[Records]
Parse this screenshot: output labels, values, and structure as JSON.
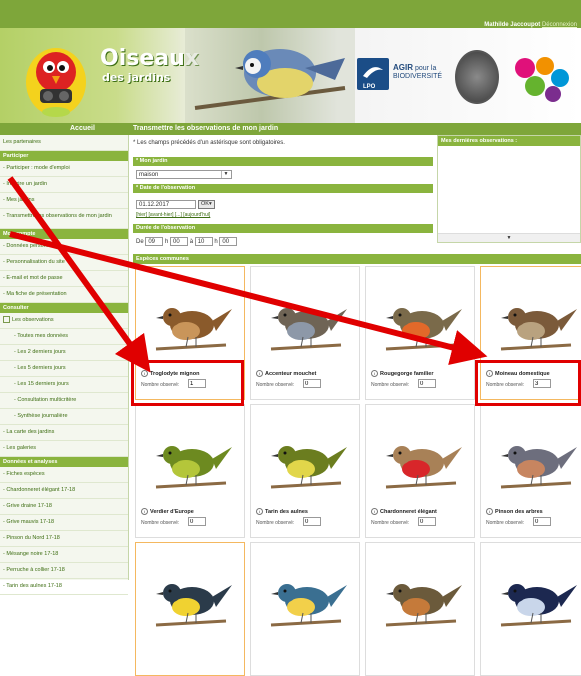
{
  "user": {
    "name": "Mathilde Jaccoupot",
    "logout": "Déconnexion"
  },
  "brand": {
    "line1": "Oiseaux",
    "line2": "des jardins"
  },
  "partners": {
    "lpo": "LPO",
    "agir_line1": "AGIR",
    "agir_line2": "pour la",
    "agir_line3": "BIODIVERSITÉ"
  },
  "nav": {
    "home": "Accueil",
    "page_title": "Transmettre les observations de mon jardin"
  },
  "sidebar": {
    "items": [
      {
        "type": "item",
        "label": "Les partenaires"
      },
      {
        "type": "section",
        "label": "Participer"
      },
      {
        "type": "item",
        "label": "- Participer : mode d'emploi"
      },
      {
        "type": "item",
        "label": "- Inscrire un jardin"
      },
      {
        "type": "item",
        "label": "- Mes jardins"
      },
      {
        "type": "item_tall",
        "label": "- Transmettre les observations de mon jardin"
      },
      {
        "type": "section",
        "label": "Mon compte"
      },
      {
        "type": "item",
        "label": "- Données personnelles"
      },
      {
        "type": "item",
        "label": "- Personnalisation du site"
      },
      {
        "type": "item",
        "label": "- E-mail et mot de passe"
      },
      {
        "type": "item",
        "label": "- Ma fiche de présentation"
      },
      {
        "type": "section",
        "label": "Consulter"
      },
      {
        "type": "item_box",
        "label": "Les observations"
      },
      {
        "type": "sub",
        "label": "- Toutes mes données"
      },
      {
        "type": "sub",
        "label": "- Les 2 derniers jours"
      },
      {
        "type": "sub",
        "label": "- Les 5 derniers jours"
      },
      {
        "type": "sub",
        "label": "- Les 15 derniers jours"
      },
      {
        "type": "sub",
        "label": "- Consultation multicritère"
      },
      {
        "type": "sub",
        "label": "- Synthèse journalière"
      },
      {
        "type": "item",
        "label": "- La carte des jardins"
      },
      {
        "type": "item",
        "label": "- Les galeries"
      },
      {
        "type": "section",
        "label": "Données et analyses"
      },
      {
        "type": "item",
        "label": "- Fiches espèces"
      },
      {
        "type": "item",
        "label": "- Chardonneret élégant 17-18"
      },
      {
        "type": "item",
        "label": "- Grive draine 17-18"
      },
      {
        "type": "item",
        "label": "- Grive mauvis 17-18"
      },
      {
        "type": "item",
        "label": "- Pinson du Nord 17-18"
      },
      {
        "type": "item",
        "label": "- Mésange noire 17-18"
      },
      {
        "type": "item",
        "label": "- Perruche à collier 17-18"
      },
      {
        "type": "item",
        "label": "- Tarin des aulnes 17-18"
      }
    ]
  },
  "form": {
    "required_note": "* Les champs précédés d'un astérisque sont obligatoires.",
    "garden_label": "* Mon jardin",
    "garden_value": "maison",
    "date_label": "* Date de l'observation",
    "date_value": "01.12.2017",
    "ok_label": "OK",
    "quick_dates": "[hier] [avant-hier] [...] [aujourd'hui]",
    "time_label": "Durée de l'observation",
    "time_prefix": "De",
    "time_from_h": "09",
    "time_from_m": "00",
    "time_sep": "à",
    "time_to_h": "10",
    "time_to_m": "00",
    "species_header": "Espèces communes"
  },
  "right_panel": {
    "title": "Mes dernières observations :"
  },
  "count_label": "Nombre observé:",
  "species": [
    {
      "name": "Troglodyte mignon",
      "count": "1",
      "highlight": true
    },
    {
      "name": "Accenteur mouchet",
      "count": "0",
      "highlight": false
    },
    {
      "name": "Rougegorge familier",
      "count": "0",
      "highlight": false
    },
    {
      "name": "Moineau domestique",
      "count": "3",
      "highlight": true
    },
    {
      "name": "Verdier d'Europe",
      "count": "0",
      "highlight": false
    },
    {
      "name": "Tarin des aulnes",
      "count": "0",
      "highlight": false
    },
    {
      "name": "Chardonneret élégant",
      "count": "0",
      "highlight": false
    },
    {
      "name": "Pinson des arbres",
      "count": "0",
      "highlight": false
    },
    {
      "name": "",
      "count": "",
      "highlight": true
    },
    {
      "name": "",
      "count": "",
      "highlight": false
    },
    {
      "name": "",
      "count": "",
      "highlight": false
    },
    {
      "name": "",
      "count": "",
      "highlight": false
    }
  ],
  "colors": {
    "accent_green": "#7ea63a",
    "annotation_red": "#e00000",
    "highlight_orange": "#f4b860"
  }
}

▶ [Exercise] Without the pictures, write out the whole listing above exactly as it appears.

▶ [The completed task]
Parse this screenshot: output labels, values, and structure as JSON.
{
  "user": {
    "name": "Mathilde Jaccoupot",
    "logout": "Déconnexion"
  },
  "brand": {
    "line1": "Oiseaux",
    "line2": "des jardins"
  },
  "partners": {
    "lpo": "LPO",
    "agir_line1": "AGIR",
    "agir_line2": "pour la",
    "agir_line3": "BIODIVERSITÉ"
  },
  "nav": {
    "home": "Accueil",
    "page_title": "Transmettre les observations de mon jardin"
  },
  "sidebar": {
    "items": [
      {
        "type": "item",
        "label": "Les partenaires"
      },
      {
        "type": "section",
        "label": "Participer"
      },
      {
        "type": "item",
        "label": "- Participer : mode d'emploi"
      },
      {
        "type": "item",
        "label": "- Inscrire un jardin"
      },
      {
        "type": "item",
        "label": "- Mes jardins"
      },
      {
        "type": "item_tall",
        "label": "- Transmettre les observations de mon jardin"
      },
      {
        "type": "section",
        "label": "Mon compte"
      },
      {
        "type": "item",
        "label": "- Données personnelles"
      },
      {
        "type": "item",
        "label": "- Personnalisation du site"
      },
      {
        "type": "item",
        "label": "- E-mail et mot de passe"
      },
      {
        "type": "item",
        "label": "- Ma fiche de présentation"
      },
      {
        "type": "section",
        "label": "Consulter"
      },
      {
        "type": "item_box",
        "label": "Les observations"
      },
      {
        "type": "sub",
        "label": "- Toutes mes données"
      },
      {
        "type": "sub",
        "label": "- Les 2 derniers jours"
      },
      {
        "type": "sub",
        "label": "- Les 5 derniers jours"
      },
      {
        "type": "sub",
        "label": "- Les 15 derniers jours"
      },
      {
        "type": "sub",
        "label": "- Consultation multicritère"
      },
      {
        "type": "sub",
        "label": "- Synthèse journalière"
      },
      {
        "type": "item",
        "label": "- La carte des jardins"
      },
      {
        "type": "item",
        "label": "- Les galeries"
      },
      {
        "type": "section",
        "label": "Données et analyses"
      },
      {
        "type": "item",
        "label": "- Fiches espèces"
      },
      {
        "type": "item",
        "label": "- Chardonneret élégant 17-18"
      },
      {
        "type": "item",
        "label": "- Grive draine 17-18"
      },
      {
        "type": "item",
        "label": "- Grive mauvis 17-18"
      },
      {
        "type": "item",
        "label": "- Pinson du Nord 17-18"
      },
      {
        "type": "item",
        "label": "- Mésange noire 17-18"
      },
      {
        "type": "item",
        "label": "- Perruche à collier 17-18"
      },
      {
        "type": "item",
        "label": "- Tarin des aulnes 17-18"
      }
    ]
  },
  "form": {
    "required_note": "* Les champs précédés d'un astérisque sont obligatoires.",
    "garden_label": "* Mon jardin",
    "garden_value": "maison",
    "date_label": "* Date de l'observation",
    "date_value": "01.12.2017",
    "ok_label": "OK",
    "quick_dates": "[hier] [avant-hier] [...] [aujourd'hui]",
    "time_label": "Durée de l'observation",
    "time_prefix": "De",
    "time_from_h": "09",
    "time_from_m": "00",
    "time_sep": "à",
    "time_to_h": "10",
    "time_to_m": "00",
    "species_header": "Espèces communes"
  },
  "right_panel": {
    "title": "Mes dernières observations :"
  },
  "count_label": "Nombre observé:",
  "species": [
    {
      "name": "Troglodyte mignon",
      "count": "1",
      "highlight": true
    },
    {
      "name": "Accenteur mouchet",
      "count": "0",
      "highlight": false
    },
    {
      "name": "Rougegorge familier",
      "count": "0",
      "highlight": false
    },
    {
      "name": "Moineau domestique",
      "count": "3",
      "highlight": true
    },
    {
      "name": "Verdier d'Europe",
      "count": "0",
      "highlight": false
    },
    {
      "name": "Tarin des aulnes",
      "count": "0",
      "highlight": false
    },
    {
      "name": "Chardonneret élégant",
      "count": "0",
      "highlight": false
    },
    {
      "name": "Pinson des arbres",
      "count": "0",
      "highlight": false
    },
    {
      "name": "",
      "count": "",
      "highlight": true
    },
    {
      "name": "",
      "count": "",
      "highlight": false
    },
    {
      "name": "",
      "count": "",
      "highlight": false
    },
    {
      "name": "",
      "count": "",
      "highlight": false
    }
  ],
  "colors": {
    "accent_green": "#7ea63a",
    "annotation_red": "#e00000",
    "highlight_orange": "#f4b860"
  }
}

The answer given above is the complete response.